What you are asked to do: Without omitting anything, retype the data that follows.

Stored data
+===+
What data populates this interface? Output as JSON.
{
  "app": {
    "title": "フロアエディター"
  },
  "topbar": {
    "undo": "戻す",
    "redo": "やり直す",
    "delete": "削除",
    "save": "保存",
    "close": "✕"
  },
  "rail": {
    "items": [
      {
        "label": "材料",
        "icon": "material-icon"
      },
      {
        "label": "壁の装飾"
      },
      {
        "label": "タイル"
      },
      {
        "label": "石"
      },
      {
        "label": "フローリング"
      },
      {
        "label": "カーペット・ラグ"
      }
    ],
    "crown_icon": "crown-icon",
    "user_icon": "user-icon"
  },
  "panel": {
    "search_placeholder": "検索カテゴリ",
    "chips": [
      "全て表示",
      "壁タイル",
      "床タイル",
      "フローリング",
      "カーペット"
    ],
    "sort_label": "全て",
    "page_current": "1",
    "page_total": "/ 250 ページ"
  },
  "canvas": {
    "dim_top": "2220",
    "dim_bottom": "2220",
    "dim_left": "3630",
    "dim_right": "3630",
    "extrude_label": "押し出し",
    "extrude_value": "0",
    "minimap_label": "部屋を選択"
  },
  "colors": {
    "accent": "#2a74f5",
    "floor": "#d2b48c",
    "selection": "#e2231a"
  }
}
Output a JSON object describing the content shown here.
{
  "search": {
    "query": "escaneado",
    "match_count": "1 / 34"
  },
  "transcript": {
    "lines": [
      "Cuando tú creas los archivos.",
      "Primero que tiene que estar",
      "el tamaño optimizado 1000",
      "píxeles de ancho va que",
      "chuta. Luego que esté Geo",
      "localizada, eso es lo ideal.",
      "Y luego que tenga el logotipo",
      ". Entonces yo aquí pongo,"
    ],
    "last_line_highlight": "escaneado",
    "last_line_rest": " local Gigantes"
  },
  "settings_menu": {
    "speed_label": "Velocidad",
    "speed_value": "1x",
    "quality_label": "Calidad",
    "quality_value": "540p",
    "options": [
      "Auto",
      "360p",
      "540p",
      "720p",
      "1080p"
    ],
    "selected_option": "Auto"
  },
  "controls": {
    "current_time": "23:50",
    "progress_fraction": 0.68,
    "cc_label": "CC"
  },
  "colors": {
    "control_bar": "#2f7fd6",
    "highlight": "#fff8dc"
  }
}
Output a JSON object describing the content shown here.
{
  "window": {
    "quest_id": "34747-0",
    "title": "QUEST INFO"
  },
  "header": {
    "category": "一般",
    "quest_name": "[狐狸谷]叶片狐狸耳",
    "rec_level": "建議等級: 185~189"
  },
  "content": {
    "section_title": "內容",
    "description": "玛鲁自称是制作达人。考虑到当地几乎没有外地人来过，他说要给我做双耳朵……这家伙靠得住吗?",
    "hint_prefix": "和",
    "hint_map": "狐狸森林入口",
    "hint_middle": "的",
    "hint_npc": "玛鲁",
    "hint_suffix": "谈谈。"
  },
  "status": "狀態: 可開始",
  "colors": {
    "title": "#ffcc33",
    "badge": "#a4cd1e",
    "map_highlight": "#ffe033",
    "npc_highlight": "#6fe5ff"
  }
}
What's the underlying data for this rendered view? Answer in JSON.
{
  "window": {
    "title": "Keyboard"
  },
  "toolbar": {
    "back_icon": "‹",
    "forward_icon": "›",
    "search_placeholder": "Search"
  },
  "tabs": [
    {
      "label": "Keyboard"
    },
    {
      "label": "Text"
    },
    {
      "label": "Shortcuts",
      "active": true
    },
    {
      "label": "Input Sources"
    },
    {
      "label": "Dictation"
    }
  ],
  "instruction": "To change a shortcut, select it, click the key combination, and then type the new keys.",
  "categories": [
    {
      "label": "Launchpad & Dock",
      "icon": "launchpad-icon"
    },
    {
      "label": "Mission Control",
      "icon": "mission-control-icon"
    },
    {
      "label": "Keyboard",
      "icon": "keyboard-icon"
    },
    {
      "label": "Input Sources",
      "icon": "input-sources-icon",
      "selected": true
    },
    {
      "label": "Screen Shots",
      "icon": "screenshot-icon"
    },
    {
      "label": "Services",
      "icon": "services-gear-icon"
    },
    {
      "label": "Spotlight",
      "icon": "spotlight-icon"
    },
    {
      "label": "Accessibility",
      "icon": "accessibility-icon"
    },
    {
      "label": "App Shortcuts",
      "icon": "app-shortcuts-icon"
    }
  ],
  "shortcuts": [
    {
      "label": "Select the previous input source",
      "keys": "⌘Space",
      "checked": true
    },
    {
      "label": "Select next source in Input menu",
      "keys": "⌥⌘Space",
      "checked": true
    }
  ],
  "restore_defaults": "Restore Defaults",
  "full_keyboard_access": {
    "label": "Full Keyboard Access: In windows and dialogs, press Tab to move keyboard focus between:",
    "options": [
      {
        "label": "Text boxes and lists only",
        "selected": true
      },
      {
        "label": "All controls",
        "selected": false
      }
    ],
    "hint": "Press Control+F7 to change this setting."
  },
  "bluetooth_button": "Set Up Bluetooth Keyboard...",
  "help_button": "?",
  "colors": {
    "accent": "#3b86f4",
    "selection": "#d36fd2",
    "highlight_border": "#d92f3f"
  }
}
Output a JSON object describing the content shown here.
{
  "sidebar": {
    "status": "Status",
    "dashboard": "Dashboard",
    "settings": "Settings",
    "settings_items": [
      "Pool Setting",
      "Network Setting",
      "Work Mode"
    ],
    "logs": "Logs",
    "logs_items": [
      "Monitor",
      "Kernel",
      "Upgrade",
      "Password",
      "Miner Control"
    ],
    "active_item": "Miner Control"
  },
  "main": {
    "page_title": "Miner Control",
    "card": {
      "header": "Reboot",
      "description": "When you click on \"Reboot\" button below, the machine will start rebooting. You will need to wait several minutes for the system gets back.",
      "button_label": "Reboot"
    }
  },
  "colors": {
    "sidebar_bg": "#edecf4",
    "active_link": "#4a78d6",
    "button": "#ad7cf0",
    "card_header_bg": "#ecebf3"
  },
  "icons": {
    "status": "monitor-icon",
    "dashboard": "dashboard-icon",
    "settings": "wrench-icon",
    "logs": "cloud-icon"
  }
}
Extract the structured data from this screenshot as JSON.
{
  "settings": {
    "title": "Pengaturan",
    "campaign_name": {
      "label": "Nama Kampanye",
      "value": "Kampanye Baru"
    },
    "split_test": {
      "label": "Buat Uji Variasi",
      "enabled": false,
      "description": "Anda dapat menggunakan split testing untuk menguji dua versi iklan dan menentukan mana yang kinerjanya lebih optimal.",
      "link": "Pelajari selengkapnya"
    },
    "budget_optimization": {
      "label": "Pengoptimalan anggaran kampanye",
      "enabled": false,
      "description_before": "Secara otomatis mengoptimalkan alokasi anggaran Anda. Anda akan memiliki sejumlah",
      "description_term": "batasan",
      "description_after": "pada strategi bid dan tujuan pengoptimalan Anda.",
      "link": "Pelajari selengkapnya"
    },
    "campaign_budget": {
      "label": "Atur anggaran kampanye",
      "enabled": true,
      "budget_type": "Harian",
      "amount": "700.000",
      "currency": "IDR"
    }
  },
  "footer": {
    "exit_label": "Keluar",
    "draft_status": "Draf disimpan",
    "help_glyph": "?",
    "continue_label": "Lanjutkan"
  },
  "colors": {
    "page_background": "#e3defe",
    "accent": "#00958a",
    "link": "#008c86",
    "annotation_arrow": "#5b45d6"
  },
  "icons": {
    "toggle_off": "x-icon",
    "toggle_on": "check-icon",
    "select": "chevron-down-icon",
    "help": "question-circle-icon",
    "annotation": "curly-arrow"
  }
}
+===+
Result below:
What data populates this interface? Output as JSON.
{
  "app": {
    "title": "フロアエディター"
  },
  "topbar": {
    "undo": "戻す",
    "redo": "やり直す",
    "delete": "削除",
    "save": "保存",
    "close": "✕"
  },
  "rail": {
    "items": [
      {
        "label": "材料",
        "icon": "material-icon"
      },
      {
        "label": "壁の装飾"
      },
      {
        "label": "タイル"
      },
      {
        "label": "石"
      },
      {
        "label": "フローリング"
      },
      {
        "label": "カーペット・ラグ"
      }
    ],
    "crown_icon": "crown-icon",
    "user_icon": "user-icon"
  },
  "panel": {
    "search_placeholder": "検索カテゴリ",
    "chips": [
      "全て表示",
      "壁タイル",
      "床タイル",
      "フローリング",
      "カーペット"
    ],
    "sort_label": "全て",
    "page_current": "1",
    "page_total": "/ 250 ページ"
  },
  "canvas": {
    "dim_top": "2220",
    "dim_bottom": "2220",
    "dim_left": "3630",
    "dim_right": "3630",
    "extrude_label": "押し出し",
    "extrude_value": "0",
    "minimap_label": "部屋を選択"
  },
  "colors": {
    "accent": "#2a74f5",
    "floor": "#d2b48c",
    "selection": "#e2231a"
  }
}
Output a JSON object describing the content shown here.
{
  "search": {
    "query": "escaneado",
    "match_count": "1 / 34"
  },
  "transcript": {
    "lines": [
      "Cuando tú creas los archivos.",
      "Primero que tiene que estar",
      "el tamaño optimizado 1000",
      "píxeles de ancho va que",
      "chuta. Luego que esté Geo",
      "localizada, eso es lo ideal.",
      "Y luego que tenga el logotipo",
      ". Entonces yo aquí pongo,"
    ],
    "last_line_highlight": "escaneado",
    "last_line_rest": " local Gigantes"
  },
  "settings_menu": {
    "speed_label": "Velocidad",
    "speed_value": "1x",
    "quality_label": "Calidad",
    "quality_value": "540p",
    "options": [
      "Auto",
      "360p",
      "540p",
      "720p",
      "1080p"
    ],
    "selected_option": "Auto"
  },
  "controls": {
    "current_time": "23:50",
    "progress_fraction": 0.68,
    "cc_label": "CC"
  },
  "colors": {
    "control_bar": "#2f7fd6",
    "highlight": "#fff8dc"
  }
}
Output a JSON object describing the content shown here.
{
  "window": {
    "quest_id": "34747-0",
    "title": "QUEST INFO"
  },
  "header": {
    "category": "一般",
    "quest_name": "[狐狸谷]叶片狐狸耳",
    "rec_level": "建議等級: 185~189"
  },
  "content": {
    "section_title": "內容",
    "description": "玛鲁自称是制作达人。考虑到当地几乎没有外地人来过，他说要给我做双耳朵……这家伙靠得住吗?",
    "hint_prefix": "和",
    "hint_map": "狐狸森林入口",
    "hint_middle": "的",
    "hint_npc": "玛鲁",
    "hint_suffix": "谈谈。"
  },
  "status": "狀態: 可開始",
  "colors": {
    "title": "#ffcc33",
    "badge": "#a4cd1e",
    "map_highlight": "#ffe033",
    "npc_highlight": "#6fe5ff"
  }
}
What's the underlying data for this rendered view? Answer in JSON.
{
  "window": {
    "title": "Keyboard"
  },
  "toolbar": {
    "back_icon": "‹",
    "forward_icon": "›",
    "search_placeholder": "Search"
  },
  "tabs": [
    {
      "label": "Keyboard"
    },
    {
      "label": "Text"
    },
    {
      "label": "Shortcuts",
      "active": true
    },
    {
      "label": "Input Sources"
    },
    {
      "label": "Dictation"
    }
  ],
  "instruction": "To change a shortcut, select it, click the key combination, and then type the new keys.",
  "categories": [
    {
      "label": "Launchpad & Dock",
      "icon": "launchpad-icon"
    },
    {
      "label": "Mission Control",
      "icon": "mission-control-icon"
    },
    {
      "label": "Keyboard",
      "icon": "keyboard-icon"
    },
    {
      "label": "Input Sources",
      "icon": "input-sources-icon",
      "selected": true
    },
    {
      "label": "Screen Shots",
      "icon": "screenshot-icon"
    },
    {
      "label": "Services",
      "icon": "services-gear-icon"
    },
    {
      "label": "Spotlight",
      "icon": "spotlight-icon"
    },
    {
      "label": "Accessibility",
      "icon": "accessibility-icon"
    },
    {
      "label": "App Shortcuts",
      "icon": "app-shortcuts-icon"
    }
  ],
  "shortcuts": [
    {
      "label": "Select the previous input source",
      "keys": "⌘Space",
      "checked": true
    },
    {
      "label": "Select next source in Input menu",
      "keys": "⌥⌘Space",
      "checked": true
    }
  ],
  "restore_defaults": "Restore Defaults",
  "full_keyboard_access": {
    "label": "Full Keyboard Access: In windows and dialogs, press Tab to move keyboard focus between:",
    "options": [
      {
        "label": "Text boxes and lists only",
        "selected": true
      },
      {
        "label": "All controls",
        "selected": false
      }
    ],
    "hint": "Press Control+F7 to change this setting."
  },
  "bluetooth_button": "Set Up Bluetooth Keyboard...",
  "help_button": "?",
  "colors": {
    "accent": "#3b86f4",
    "selection": "#d36fd2",
    "highlight_border": "#d92f3f"
  }
}
Output a JSON object describing the content shown here.
{
  "sidebar": {
    "status": "Status",
    "dashboard": "Dashboard",
    "settings": "Settings",
    "settings_items": [
      "Pool Setting",
      "Network Setting",
      "Work Mode"
    ],
    "logs": "Logs",
    "logs_items": [
      "Monitor",
      "Kernel",
      "Upgrade",
      "Password",
      "Miner Control"
    ],
    "active_item": "Miner Control"
  },
  "main": {
    "page_title": "Miner Control",
    "card": {
      "header": "Reboot",
      "description": "When you click on \"Reboot\" button below, the machine will start rebooting. You will need to wait several minutes for the system gets back.",
      "button_label": "Reboot"
    }
  },
  "colors": {
    "sidebar_bg": "#edecf4",
    "active_link": "#4a78d6",
    "button": "#ad7cf0",
    "card_header_bg": "#ecebf3"
  },
  "icons": {
    "status": "monitor-icon",
    "dashboard": "dashboard-icon",
    "settings": "wrench-icon",
    "logs": "cloud-icon"
  }
}
Extract the structured data from this screenshot as JSON.
{
  "settings": {
    "title": "Pengaturan",
    "campaign_name": {
      "label": "Nama Kampanye",
      "value": "Kampanye Baru"
    },
    "split_test": {
      "label": "Buat Uji Variasi",
      "enabled": false,
      "description": "Anda dapat menggunakan split testing untuk menguji dua versi iklan dan menentukan mana yang kinerjanya lebih optimal.",
      "link": "Pelajari selengkapnya"
    },
    "budget_optimization": {
      "label": "Pengoptimalan anggaran kampanye",
      "enabled": false,
      "description_before": "Secara otomatis mengoptimalkan alokasi anggaran Anda. Anda akan memiliki sejumlah",
      "description_term": "batasan",
      "description_after": "pada strategi bid dan tujuan pengoptimalan Anda.",
      "link": "Pelajari selengkapnya"
    },
    "campaign_budget": {
      "label": "Atur anggaran kampanye",
      "enabled": true,
      "budget_type": "Harian",
      "amount": "700.000",
      "currency": "IDR"
    }
  },
  "footer": {
    "exit_label": "Keluar",
    "draft_status": "Draf disimpan",
    "help_glyph": "?",
    "continue_label": "Lanjutkan"
  },
  "colors": {
    "page_background": "#e3defe",
    "accent": "#00958a",
    "link": "#008c86",
    "annotation_arrow": "#5b45d6"
  },
  "icons": {
    "toggle_off": "x-icon",
    "toggle_on": "check-icon",
    "select": "chevron-down-icon",
    "help": "question-circle-icon",
    "annotation": "curly-arrow"
  }
}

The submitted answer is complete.